* Start RECORDS PROVIDED *

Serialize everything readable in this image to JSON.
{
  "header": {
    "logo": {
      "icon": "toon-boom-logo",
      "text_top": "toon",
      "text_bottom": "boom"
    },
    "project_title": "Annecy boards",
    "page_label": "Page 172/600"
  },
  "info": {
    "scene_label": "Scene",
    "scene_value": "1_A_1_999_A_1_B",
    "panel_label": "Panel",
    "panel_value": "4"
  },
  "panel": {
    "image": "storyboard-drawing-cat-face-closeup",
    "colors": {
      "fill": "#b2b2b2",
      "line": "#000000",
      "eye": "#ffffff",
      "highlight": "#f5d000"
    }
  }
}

* End RECORDS PROVIDED *

TASK TO CARRY OUT:
In the records above, locate the lines holding the word "boom". Copy each of them.

WRITTEN RESPONSE:
      "icon": "toon-boom-logo",
      "text_bottom": "boom"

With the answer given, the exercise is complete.